Records supplied ▸
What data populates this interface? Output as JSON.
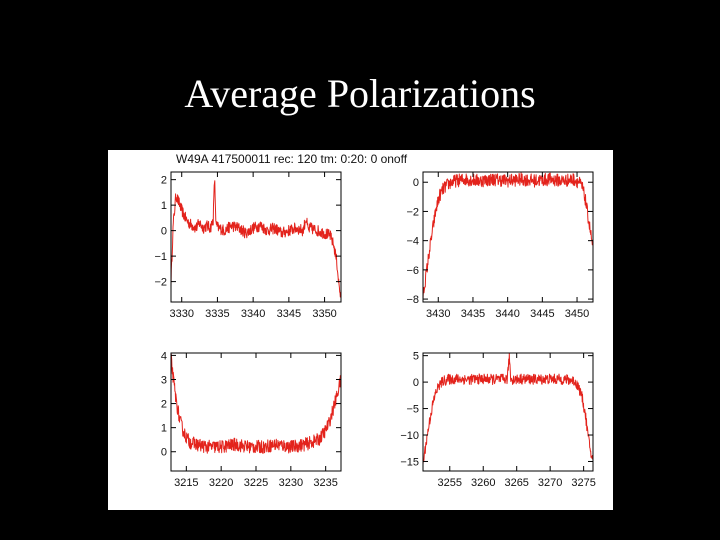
{
  "slide": {
    "title": "Average Polarizations"
  },
  "figure": {
    "header": "W49A 417500011 rec: 120 tm: 0:20: 0 onoff"
  },
  "chart_data": [
    {
      "type": "line",
      "panel": "top-left",
      "xlim": [
        3328.5,
        3352.3
      ],
      "ylim": [
        -2.8,
        2.3
      ],
      "xticks": [
        3330,
        3335,
        3340,
        3345,
        3350
      ],
      "yticks": [
        -2,
        -1,
        0,
        1,
        2
      ],
      "series": [
        {
          "x": [
            3328.5,
            3328.8,
            3329.2,
            3329.6,
            3330.0,
            3330.5,
            3331.0,
            3331.5,
            3332.0,
            3332.5,
            3333.0,
            3333.5,
            3334.0,
            3334.4,
            3334.6,
            3334.8,
            3335.2,
            3336.0,
            3337.0,
            3338.0,
            3339.0,
            3340.0,
            3341.0,
            3342.0,
            3343.0,
            3344.0,
            3345.0,
            3346.0,
            3347.0,
            3347.4,
            3347.7,
            3348.0,
            3349.0,
            3350.0,
            3350.8,
            3351.3,
            3351.7,
            3352.0,
            3352.3
          ],
          "y": [
            -2.0,
            0.2,
            1.4,
            1.1,
            0.8,
            0.5,
            0.3,
            0.2,
            0.1,
            0.3,
            0.1,
            0.2,
            0.1,
            0.4,
            2.1,
            0.2,
            0.1,
            0.0,
            0.2,
            0.1,
            -0.1,
            0.1,
            0.2,
            0.0,
            0.1,
            -0.1,
            0.0,
            0.1,
            0.0,
            0.5,
            0.0,
            0.1,
            0.0,
            -0.1,
            -0.2,
            -0.6,
            -1.2,
            -2.1,
            -2.7
          ],
          "noise": 0.22
        }
      ]
    },
    {
      "type": "line",
      "panel": "top-right",
      "xlim": [
        3427.8,
        3452.3
      ],
      "ylim": [
        -8.2,
        0.7
      ],
      "xticks": [
        3430,
        3435,
        3440,
        3445,
        3450
      ],
      "yticks": [
        -8,
        -6,
        -4,
        -2,
        0
      ],
      "series": [
        {
          "x": [
            3427.8,
            3428.2,
            3428.7,
            3429.2,
            3429.7,
            3430.2,
            3430.8,
            3431.5,
            3432.5,
            3434.0,
            3436.0,
            3438.0,
            3440.0,
            3442.0,
            3444.0,
            3446.0,
            3448.0,
            3449.5,
            3450.3,
            3450.8,
            3451.2,
            3451.6,
            3452.0,
            3452.3
          ],
          "y": [
            -7.8,
            -6.5,
            -4.8,
            -3.2,
            -1.8,
            -0.9,
            -0.4,
            -0.1,
            0.1,
            0.2,
            0.1,
            0.2,
            0.1,
            0.2,
            0.1,
            0.2,
            0.1,
            0.2,
            0.0,
            -0.4,
            -1.2,
            -2.4,
            -3.6,
            -4.6
          ],
          "noise": 0.25
        }
      ]
    },
    {
      "type": "line",
      "panel": "bottom-left",
      "xlim": [
        3212.8,
        3237.2
      ],
      "ylim": [
        -0.8,
        4.1
      ],
      "xticks": [
        3215,
        3220,
        3225,
        3230,
        3235
      ],
      "yticks": [
        0,
        1,
        2,
        3,
        4
      ],
      "series": [
        {
          "x": [
            3212.8,
            3213.1,
            3213.5,
            3214.0,
            3214.5,
            3215.0,
            3215.5,
            3216.5,
            3218.0,
            3220.0,
            3222.0,
            3224.0,
            3226.0,
            3228.0,
            3230.0,
            3232.0,
            3233.0,
            3234.0,
            3234.8,
            3235.5,
            3236.0,
            3236.5,
            3236.9,
            3237.2
          ],
          "y": [
            3.9,
            3.1,
            2.2,
            1.4,
            0.9,
            0.6,
            0.4,
            0.3,
            0.2,
            0.2,
            0.3,
            0.2,
            0.2,
            0.3,
            0.2,
            0.3,
            0.4,
            0.5,
            0.8,
            1.2,
            1.7,
            2.2,
            2.7,
            3.0
          ],
          "noise": 0.28
        }
      ]
    },
    {
      "type": "line",
      "panel": "bottom-right",
      "xlim": [
        3251.0,
        3276.4
      ],
      "ylim": [
        -16.8,
        5.5
      ],
      "xticks": [
        3255,
        3260,
        3265,
        3270,
        3275
      ],
      "yticks": [
        -15,
        -10,
        -5,
        0,
        5
      ],
      "series": [
        {
          "x": [
            3251.0,
            3251.4,
            3251.9,
            3252.4,
            3252.9,
            3253.4,
            3254.0,
            3254.8,
            3256.0,
            3258.0,
            3260.0,
            3262.0,
            3263.6,
            3263.9,
            3264.1,
            3264.4,
            3266.0,
            3268.0,
            3270.0,
            3272.0,
            3273.5,
            3274.2,
            3274.8,
            3275.3,
            3275.7,
            3276.1,
            3276.4
          ],
          "y": [
            -15.5,
            -12.0,
            -8.0,
            -4.5,
            -2.0,
            -0.6,
            0.2,
            0.5,
            0.6,
            0.5,
            0.6,
            0.5,
            0.6,
            5.0,
            0.7,
            0.5,
            0.6,
            0.5,
            0.6,
            0.5,
            0.3,
            -0.8,
            -3.0,
            -6.5,
            -10.5,
            -13.5,
            -15.0
          ],
          "noise": 0.22
        }
      ]
    }
  ]
}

Required work ▸
Each record above is to be restated exactly, with its pictures removed from the copy.

Correct output ▸
What data populates this interface? Output as JSON.
{
  "slide": {
    "title": "Average Polarizations"
  },
  "figure": {
    "header": "W49A 417500011 rec: 120 tm: 0:20: 0 onoff"
  },
  "chart_data": [
    {
      "type": "line",
      "panel": "top-left",
      "xlim": [
        3328.5,
        3352.3
      ],
      "ylim": [
        -2.8,
        2.3
      ],
      "xticks": [
        3330,
        3335,
        3340,
        3345,
        3350
      ],
      "yticks": [
        -2,
        -1,
        0,
        1,
        2
      ],
      "series": [
        {
          "x": [
            3328.5,
            3328.8,
            3329.2,
            3329.6,
            3330.0,
            3330.5,
            3331.0,
            3331.5,
            3332.0,
            3332.5,
            3333.0,
            3333.5,
            3334.0,
            3334.4,
            3334.6,
            3334.8,
            3335.2,
            3336.0,
            3337.0,
            3338.0,
            3339.0,
            3340.0,
            3341.0,
            3342.0,
            3343.0,
            3344.0,
            3345.0,
            3346.0,
            3347.0,
            3347.4,
            3347.7,
            3348.0,
            3349.0,
            3350.0,
            3350.8,
            3351.3,
            3351.7,
            3352.0,
            3352.3
          ],
          "y": [
            -2.0,
            0.2,
            1.4,
            1.1,
            0.8,
            0.5,
            0.3,
            0.2,
            0.1,
            0.3,
            0.1,
            0.2,
            0.1,
            0.4,
            2.1,
            0.2,
            0.1,
            0.0,
            0.2,
            0.1,
            -0.1,
            0.1,
            0.2,
            0.0,
            0.1,
            -0.1,
            0.0,
            0.1,
            0.0,
            0.5,
            0.0,
            0.1,
            0.0,
            -0.1,
            -0.2,
            -0.6,
            -1.2,
            -2.1,
            -2.7
          ],
          "noise": 0.22
        }
      ]
    },
    {
      "type": "line",
      "panel": "top-right",
      "xlim": [
        3427.8,
        3452.3
      ],
      "ylim": [
        -8.2,
        0.7
      ],
      "xticks": [
        3430,
        3435,
        3440,
        3445,
        3450
      ],
      "yticks": [
        -8,
        -6,
        -4,
        -2,
        0
      ],
      "series": [
        {
          "x": [
            3427.8,
            3428.2,
            3428.7,
            3429.2,
            3429.7,
            3430.2,
            3430.8,
            3431.5,
            3432.5,
            3434.0,
            3436.0,
            3438.0,
            3440.0,
            3442.0,
            3444.0,
            3446.0,
            3448.0,
            3449.5,
            3450.3,
            3450.8,
            3451.2,
            3451.6,
            3452.0,
            3452.3
          ],
          "y": [
            -7.8,
            -6.5,
            -4.8,
            -3.2,
            -1.8,
            -0.9,
            -0.4,
            -0.1,
            0.1,
            0.2,
            0.1,
            0.2,
            0.1,
            0.2,
            0.1,
            0.2,
            0.1,
            0.2,
            0.0,
            -0.4,
            -1.2,
            -2.4,
            -3.6,
            -4.6
          ],
          "noise": 0.25
        }
      ]
    },
    {
      "type": "line",
      "panel": "bottom-left",
      "xlim": [
        3212.8,
        3237.2
      ],
      "ylim": [
        -0.8,
        4.1
      ],
      "xticks": [
        3215,
        3220,
        3225,
        3230,
        3235
      ],
      "yticks": [
        0,
        1,
        2,
        3,
        4
      ],
      "series": [
        {
          "x": [
            3212.8,
            3213.1,
            3213.5,
            3214.0,
            3214.5,
            3215.0,
            3215.5,
            3216.5,
            3218.0,
            3220.0,
            3222.0,
            3224.0,
            3226.0,
            3228.0,
            3230.0,
            3232.0,
            3233.0,
            3234.0,
            3234.8,
            3235.5,
            3236.0,
            3236.5,
            3236.9,
            3237.2
          ],
          "y": [
            3.9,
            3.1,
            2.2,
            1.4,
            0.9,
            0.6,
            0.4,
            0.3,
            0.2,
            0.2,
            0.3,
            0.2,
            0.2,
            0.3,
            0.2,
            0.3,
            0.4,
            0.5,
            0.8,
            1.2,
            1.7,
            2.2,
            2.7,
            3.0
          ],
          "noise": 0.28
        }
      ]
    },
    {
      "type": "line",
      "panel": "bottom-right",
      "xlim": [
        3251.0,
        3276.4
      ],
      "ylim": [
        -16.8,
        5.5
      ],
      "xticks": [
        3255,
        3260,
        3265,
        3270,
        3275
      ],
      "yticks": [
        -15,
        -10,
        -5,
        0,
        5
      ],
      "series": [
        {
          "x": [
            3251.0,
            3251.4,
            3251.9,
            3252.4,
            3252.9,
            3253.4,
            3254.0,
            3254.8,
            3256.0,
            3258.0,
            3260.0,
            3262.0,
            3263.6,
            3263.9,
            3264.1,
            3264.4,
            3266.0,
            3268.0,
            3270.0,
            3272.0,
            3273.5,
            3274.2,
            3274.8,
            3275.3,
            3275.7,
            3276.1,
            3276.4
          ],
          "y": [
            -15.5,
            -12.0,
            -8.0,
            -4.5,
            -2.0,
            -0.6,
            0.2,
            0.5,
            0.6,
            0.5,
            0.6,
            0.5,
            0.6,
            5.0,
            0.7,
            0.5,
            0.6,
            0.5,
            0.6,
            0.5,
            0.3,
            -0.8,
            -3.0,
            -6.5,
            -10.5,
            -13.5,
            -15.0
          ],
          "noise": 0.22
        }
      ]
    }
  ]
}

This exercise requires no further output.